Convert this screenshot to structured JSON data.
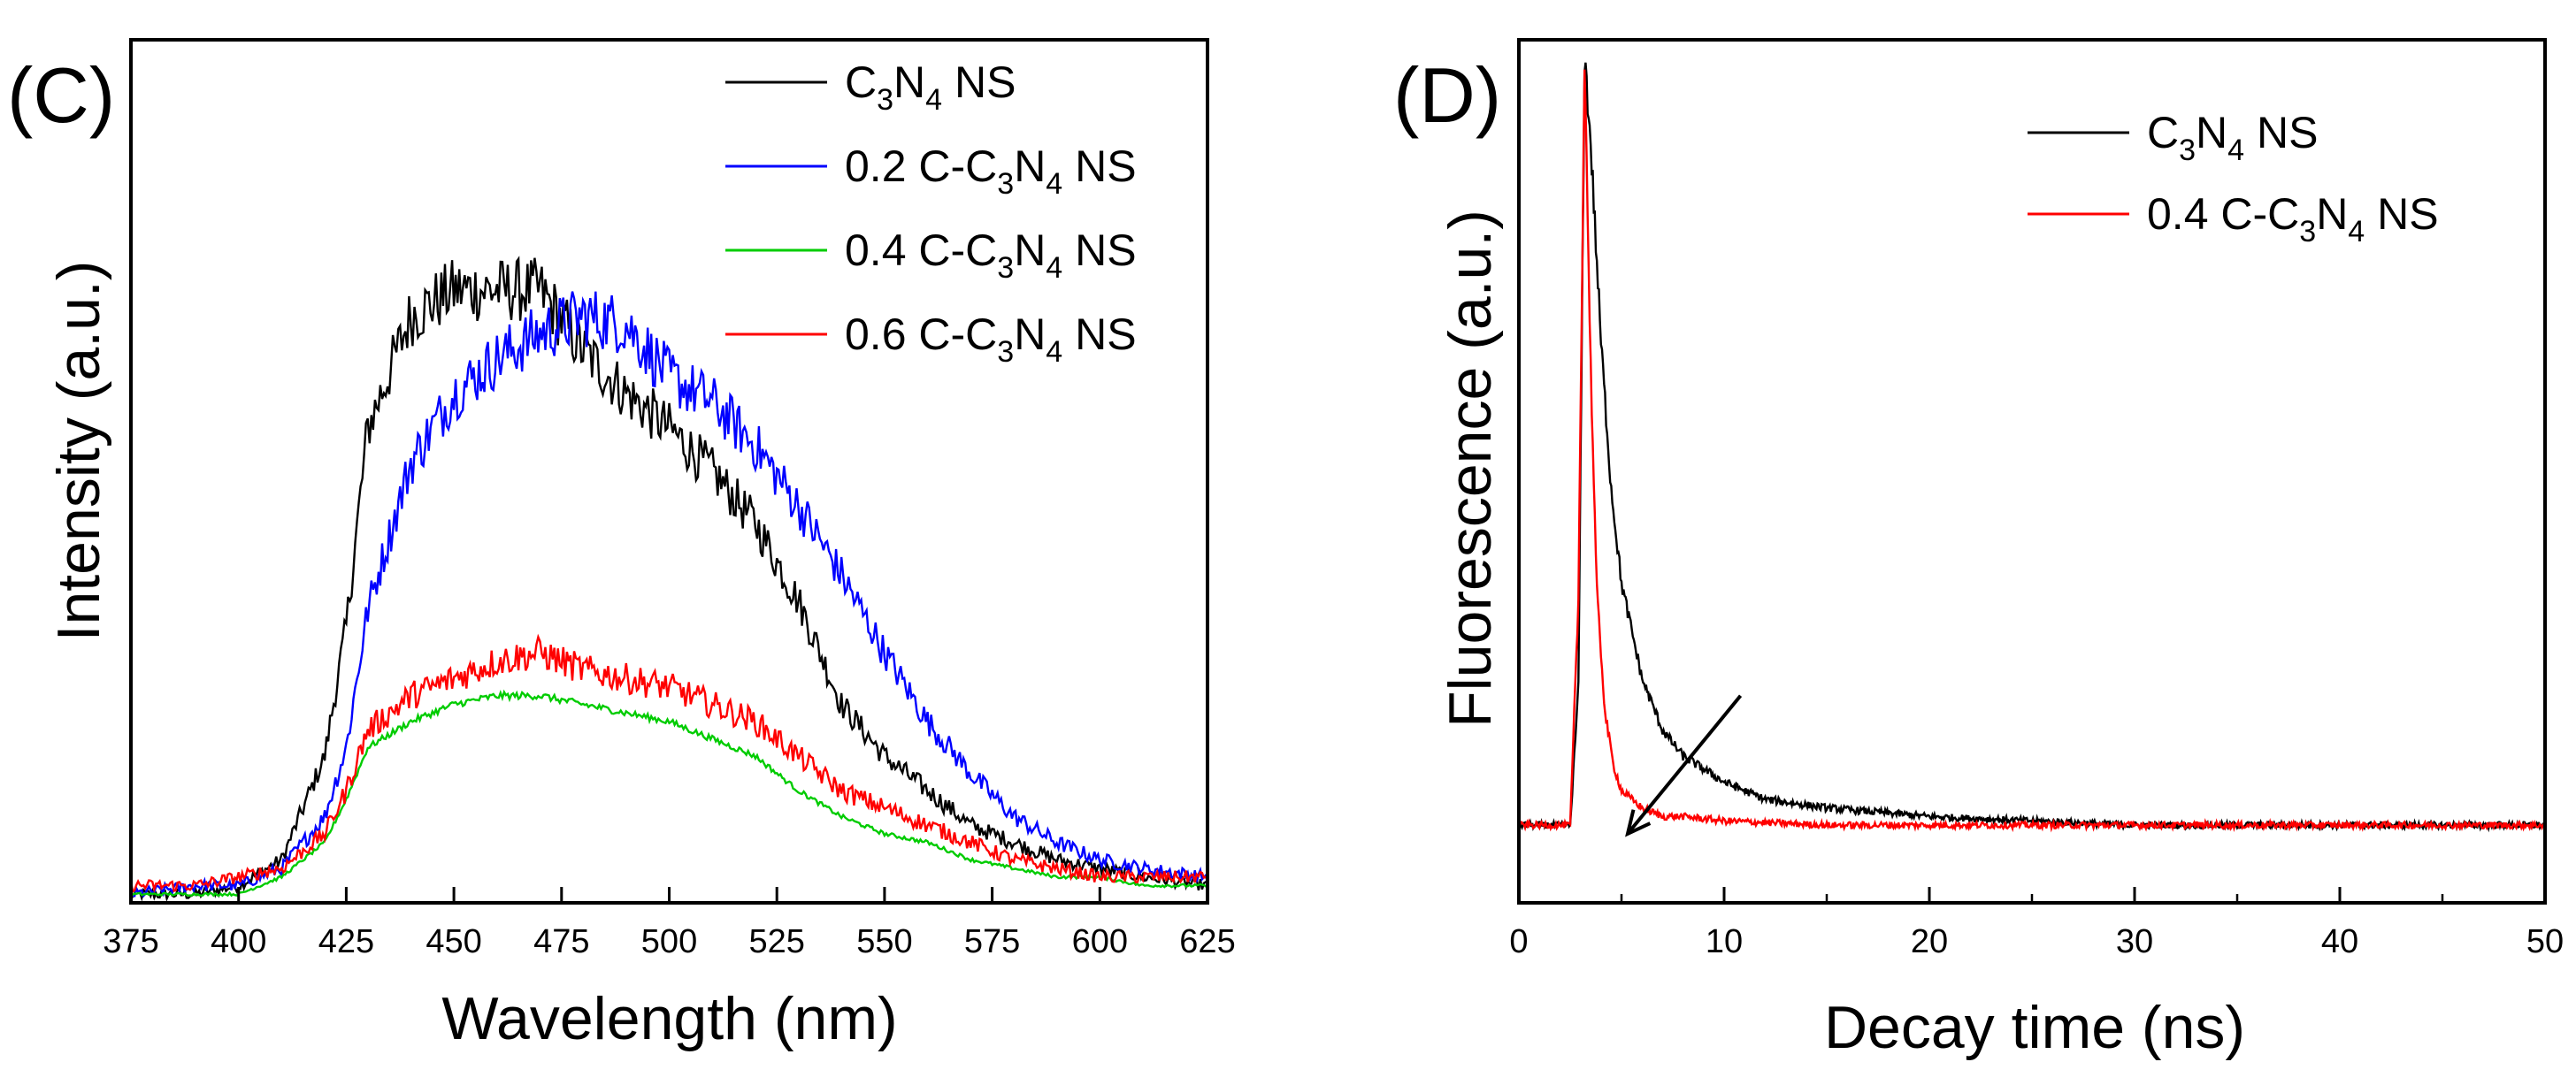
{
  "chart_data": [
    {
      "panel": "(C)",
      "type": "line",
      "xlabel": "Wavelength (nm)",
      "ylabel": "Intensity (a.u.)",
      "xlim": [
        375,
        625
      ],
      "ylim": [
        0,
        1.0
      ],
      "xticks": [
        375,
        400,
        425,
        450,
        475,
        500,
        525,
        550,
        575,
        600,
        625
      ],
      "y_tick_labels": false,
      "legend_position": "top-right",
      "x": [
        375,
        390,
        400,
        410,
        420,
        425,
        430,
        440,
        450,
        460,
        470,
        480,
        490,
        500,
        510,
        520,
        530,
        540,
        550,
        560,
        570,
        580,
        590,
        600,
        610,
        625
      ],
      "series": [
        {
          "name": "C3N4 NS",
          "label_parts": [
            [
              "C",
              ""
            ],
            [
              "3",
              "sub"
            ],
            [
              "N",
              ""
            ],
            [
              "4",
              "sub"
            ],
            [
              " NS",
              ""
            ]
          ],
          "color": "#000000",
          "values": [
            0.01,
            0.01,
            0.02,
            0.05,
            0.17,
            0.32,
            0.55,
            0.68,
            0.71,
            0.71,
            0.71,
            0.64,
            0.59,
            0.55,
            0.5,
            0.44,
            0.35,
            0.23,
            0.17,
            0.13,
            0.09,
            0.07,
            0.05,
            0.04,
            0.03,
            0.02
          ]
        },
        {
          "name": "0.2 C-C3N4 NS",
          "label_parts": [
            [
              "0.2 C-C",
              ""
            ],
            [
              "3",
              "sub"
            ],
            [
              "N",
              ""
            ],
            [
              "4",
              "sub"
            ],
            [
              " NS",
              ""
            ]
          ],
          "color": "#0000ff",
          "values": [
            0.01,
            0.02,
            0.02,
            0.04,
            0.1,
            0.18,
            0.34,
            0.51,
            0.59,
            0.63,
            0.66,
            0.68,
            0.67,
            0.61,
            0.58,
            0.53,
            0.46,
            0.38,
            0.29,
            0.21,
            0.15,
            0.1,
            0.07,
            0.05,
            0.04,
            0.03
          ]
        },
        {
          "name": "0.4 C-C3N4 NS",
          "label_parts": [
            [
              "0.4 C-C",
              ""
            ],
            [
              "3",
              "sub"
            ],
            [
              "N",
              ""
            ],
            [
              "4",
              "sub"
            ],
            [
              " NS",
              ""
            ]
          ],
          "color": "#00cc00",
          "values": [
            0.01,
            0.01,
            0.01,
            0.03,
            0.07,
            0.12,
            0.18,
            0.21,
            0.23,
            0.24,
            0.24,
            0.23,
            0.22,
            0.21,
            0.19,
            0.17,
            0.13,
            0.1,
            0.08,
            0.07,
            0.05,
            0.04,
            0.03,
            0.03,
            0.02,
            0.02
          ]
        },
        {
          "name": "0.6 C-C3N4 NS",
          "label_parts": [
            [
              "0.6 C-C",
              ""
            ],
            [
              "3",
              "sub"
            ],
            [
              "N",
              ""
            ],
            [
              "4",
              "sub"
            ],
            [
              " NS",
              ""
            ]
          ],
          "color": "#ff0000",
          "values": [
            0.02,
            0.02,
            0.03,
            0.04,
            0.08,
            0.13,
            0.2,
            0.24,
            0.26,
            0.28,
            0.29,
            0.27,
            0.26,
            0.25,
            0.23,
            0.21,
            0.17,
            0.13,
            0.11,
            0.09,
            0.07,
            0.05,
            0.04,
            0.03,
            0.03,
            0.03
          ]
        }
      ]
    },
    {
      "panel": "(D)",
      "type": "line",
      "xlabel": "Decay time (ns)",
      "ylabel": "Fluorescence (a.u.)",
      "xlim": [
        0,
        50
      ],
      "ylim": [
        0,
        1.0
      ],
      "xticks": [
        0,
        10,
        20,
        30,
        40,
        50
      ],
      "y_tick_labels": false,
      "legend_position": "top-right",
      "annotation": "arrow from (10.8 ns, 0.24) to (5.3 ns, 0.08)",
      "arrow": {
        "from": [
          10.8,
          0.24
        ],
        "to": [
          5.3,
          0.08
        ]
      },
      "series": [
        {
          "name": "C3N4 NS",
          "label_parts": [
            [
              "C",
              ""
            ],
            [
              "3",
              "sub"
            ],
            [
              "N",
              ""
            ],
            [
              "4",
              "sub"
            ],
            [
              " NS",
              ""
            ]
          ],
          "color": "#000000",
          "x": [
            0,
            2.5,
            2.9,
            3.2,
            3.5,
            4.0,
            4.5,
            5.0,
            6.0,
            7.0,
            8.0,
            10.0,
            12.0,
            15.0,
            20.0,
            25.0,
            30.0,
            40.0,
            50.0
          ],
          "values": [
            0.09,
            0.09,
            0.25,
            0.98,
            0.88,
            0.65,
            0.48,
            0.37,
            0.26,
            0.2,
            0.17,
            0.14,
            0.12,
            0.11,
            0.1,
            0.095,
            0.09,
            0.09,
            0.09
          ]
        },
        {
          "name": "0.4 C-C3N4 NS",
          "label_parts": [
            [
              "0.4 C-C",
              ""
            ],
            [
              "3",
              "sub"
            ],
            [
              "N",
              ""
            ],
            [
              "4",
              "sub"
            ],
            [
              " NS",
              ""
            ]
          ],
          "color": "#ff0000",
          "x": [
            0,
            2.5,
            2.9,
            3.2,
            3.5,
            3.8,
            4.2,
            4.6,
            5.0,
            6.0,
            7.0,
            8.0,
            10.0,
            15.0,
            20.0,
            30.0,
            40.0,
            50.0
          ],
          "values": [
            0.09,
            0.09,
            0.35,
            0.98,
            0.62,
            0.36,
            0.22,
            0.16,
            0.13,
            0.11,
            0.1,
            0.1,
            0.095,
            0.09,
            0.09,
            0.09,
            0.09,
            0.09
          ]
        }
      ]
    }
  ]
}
※ ※ ※
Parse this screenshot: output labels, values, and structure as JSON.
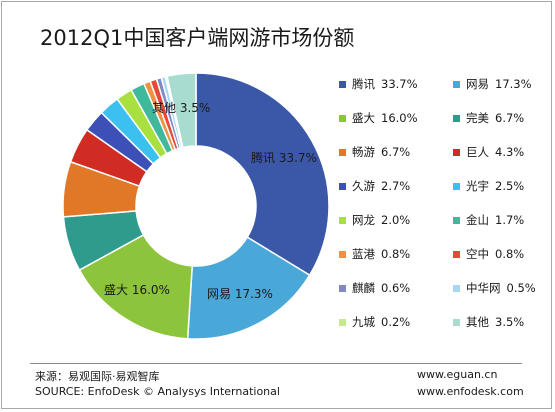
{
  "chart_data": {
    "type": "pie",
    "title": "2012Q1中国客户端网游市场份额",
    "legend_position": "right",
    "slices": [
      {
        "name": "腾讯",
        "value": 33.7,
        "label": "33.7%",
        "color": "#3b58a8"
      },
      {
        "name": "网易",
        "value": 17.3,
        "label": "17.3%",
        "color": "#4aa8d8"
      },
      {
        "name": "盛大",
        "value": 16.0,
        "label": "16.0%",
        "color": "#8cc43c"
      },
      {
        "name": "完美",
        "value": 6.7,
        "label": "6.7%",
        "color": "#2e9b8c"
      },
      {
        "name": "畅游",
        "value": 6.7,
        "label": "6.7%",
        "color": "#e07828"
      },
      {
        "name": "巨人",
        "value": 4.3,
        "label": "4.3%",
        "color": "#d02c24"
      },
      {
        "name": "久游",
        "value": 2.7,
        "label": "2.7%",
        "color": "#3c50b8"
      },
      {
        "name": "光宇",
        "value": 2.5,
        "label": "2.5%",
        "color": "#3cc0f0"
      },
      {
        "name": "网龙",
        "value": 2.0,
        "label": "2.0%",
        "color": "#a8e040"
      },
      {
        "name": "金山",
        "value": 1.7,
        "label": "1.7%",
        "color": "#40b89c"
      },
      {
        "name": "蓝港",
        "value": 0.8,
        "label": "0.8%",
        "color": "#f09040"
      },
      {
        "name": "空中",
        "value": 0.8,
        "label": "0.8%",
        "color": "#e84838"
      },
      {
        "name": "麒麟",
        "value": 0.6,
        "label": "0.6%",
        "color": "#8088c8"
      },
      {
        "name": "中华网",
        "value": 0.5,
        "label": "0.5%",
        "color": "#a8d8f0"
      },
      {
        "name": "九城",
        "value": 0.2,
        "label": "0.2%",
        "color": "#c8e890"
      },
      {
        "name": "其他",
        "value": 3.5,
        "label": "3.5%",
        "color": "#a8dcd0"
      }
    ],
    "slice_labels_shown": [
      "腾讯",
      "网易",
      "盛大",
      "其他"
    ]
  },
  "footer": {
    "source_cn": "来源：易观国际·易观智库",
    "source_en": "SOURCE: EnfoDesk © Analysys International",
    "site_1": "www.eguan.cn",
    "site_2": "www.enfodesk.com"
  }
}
※ ※ ※
■ WRITTEN INSTRUCTION
Look above for lines with the word "xlabel" and copy them all.

■ ANSWER TO THE EXERCISE
      "xlabel": "Wavelength (nm)",
      "xlabel": "Decay time (ns)",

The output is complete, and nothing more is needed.